# Consigne 1:
Reprenez le passage de l'article sur le secteur diamantaire d'Anvers allant de "Depuis 500 ans, le" jusqu'à "des diamantaires anversois.", en substituant "façonnage" à "polissage".
# Consigne 2:
Condensez le paragraphe de l'article sur le secteur diamantaire d'Anvers qui commence par "Depuis 500 ans" en gardant ses faits principaux.

# Extrait à lire:
____
Poumon de l'économie belge depuis des siècles, le secteur diamantaire d'Anvers traverse de nouvelles turbulences depuis l'éclatement du SwissLeaks, après avoir déjà été mis en cause dans de multiples affaires de fraude fiscale et de blanchiment de "diamants du sang".
Sur les quelque 3.000 Belges cités dans les listings de propriétaires de comptes anonymes à la banque suisse HSBC Private Bank, "pas moins de 916 se déclarent liés au commerce du diamant", explique le quotidien belge Le Soir, qui a participé à l'enquête ayant débouché sur le SwissLeaks.
Depuis 500 ans, le grand port du nord de la Belgique s'est forgé une place prépondérante dans le diamant, qui lui a valu le surnom de "capitale mondiale du diamant". D'abord spécialisée dans la taille et le polissage de pierre, Anvers s'est tournée vers le commerce de pierres brutes, rappelle l'Antwerp World Diamond Centre (AWDC), l'organisme représentatif des diamantaires anversois.
____
Lignes extraites d'un jeu de données:
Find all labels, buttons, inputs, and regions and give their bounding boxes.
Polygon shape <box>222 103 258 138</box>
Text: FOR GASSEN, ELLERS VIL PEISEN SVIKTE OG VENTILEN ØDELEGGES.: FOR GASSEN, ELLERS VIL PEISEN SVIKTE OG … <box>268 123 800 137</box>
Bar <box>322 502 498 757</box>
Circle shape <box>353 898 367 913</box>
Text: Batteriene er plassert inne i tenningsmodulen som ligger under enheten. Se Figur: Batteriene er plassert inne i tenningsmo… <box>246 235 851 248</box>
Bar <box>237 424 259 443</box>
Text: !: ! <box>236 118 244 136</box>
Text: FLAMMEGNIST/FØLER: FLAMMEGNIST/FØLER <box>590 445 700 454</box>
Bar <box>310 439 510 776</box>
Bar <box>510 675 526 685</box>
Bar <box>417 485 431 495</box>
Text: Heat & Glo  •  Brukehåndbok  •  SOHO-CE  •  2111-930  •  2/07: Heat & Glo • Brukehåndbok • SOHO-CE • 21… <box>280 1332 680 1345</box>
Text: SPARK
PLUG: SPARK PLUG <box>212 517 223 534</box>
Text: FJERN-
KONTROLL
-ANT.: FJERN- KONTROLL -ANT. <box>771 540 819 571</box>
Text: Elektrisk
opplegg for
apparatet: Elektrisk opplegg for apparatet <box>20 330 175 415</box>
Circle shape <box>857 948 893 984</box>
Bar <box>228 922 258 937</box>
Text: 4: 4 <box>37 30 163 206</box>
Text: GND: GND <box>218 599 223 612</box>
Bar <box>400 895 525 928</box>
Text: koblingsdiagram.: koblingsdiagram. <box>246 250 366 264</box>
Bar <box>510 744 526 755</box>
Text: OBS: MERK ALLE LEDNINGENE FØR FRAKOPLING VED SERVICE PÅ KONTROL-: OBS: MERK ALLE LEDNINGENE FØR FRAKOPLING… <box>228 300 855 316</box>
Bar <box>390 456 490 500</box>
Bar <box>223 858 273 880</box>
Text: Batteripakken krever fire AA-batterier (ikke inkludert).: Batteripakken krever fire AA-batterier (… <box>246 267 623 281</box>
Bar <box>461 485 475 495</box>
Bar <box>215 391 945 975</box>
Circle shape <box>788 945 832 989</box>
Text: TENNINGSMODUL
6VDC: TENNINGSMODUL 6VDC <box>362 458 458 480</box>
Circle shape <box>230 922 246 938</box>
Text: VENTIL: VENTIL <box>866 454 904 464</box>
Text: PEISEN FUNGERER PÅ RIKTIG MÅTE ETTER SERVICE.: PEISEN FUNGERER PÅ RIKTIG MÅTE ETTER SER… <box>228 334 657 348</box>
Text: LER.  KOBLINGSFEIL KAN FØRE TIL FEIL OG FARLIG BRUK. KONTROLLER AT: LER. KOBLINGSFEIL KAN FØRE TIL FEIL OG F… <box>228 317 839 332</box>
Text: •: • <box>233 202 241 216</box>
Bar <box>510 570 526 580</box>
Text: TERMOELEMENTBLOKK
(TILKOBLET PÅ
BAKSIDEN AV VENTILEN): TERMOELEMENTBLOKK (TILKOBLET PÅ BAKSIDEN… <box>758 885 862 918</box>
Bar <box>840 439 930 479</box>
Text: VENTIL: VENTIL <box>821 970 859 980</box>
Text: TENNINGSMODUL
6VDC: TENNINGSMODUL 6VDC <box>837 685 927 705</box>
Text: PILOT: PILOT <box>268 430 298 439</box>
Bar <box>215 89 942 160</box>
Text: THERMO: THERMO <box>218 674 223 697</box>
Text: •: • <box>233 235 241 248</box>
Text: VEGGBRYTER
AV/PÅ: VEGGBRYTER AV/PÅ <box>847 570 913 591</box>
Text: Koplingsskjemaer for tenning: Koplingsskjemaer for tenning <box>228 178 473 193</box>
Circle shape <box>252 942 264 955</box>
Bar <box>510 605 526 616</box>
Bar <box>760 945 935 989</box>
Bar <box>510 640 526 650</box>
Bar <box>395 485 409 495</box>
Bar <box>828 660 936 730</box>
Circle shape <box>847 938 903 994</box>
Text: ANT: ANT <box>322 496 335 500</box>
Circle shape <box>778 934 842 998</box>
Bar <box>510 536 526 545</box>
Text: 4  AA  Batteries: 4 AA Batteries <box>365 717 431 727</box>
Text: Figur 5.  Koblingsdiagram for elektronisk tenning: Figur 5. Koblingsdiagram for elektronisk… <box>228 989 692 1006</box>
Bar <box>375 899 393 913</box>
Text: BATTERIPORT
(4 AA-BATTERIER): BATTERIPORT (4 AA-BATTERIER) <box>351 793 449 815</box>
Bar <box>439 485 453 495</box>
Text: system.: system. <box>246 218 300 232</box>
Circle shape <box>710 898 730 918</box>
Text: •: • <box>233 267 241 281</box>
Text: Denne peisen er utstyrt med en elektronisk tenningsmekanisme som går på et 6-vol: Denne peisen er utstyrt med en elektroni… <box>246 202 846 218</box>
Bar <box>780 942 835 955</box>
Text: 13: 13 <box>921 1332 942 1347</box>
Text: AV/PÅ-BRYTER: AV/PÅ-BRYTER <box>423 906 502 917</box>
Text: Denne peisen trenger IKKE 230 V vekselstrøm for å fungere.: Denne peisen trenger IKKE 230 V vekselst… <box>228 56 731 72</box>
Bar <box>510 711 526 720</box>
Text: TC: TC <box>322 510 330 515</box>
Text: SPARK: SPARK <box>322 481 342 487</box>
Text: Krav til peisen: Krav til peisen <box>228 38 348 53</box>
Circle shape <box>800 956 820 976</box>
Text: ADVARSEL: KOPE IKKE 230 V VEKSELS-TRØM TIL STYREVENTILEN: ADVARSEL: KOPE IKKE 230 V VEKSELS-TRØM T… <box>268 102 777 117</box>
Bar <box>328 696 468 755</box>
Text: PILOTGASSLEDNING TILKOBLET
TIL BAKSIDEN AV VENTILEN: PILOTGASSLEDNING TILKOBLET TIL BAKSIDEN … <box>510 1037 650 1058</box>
____
# Votre réponse 1:
Depuis 500 ans, le grand port du nord de la Belgique s'est forgé une place prépondérante dans le diamant, qui lui a valu le surnom de "capitale mondiale du diamant". D'abord spécialisée dans la taille et le façonnage de pierre, Anvers s'est tournée vers le commerce de pierres brutes, rappelle l'Antwerp World Diamond Centre (AWDC), l'organisme représentatif des diamantaires anversois.

# Votre réponse 2:
Depuis 500 ans, Anvers, grand port du nord de la Belgique, occupe une place prépondérante dans le diamant, d'où son surnom de "capitale mondiale du diamant". Selon l'AWDC, organisme représentatif des diamantaires anversois, la ville, d'abord spécialisée dans la taille et le polissage, s'est tournée vers le commerce de pierres brutes.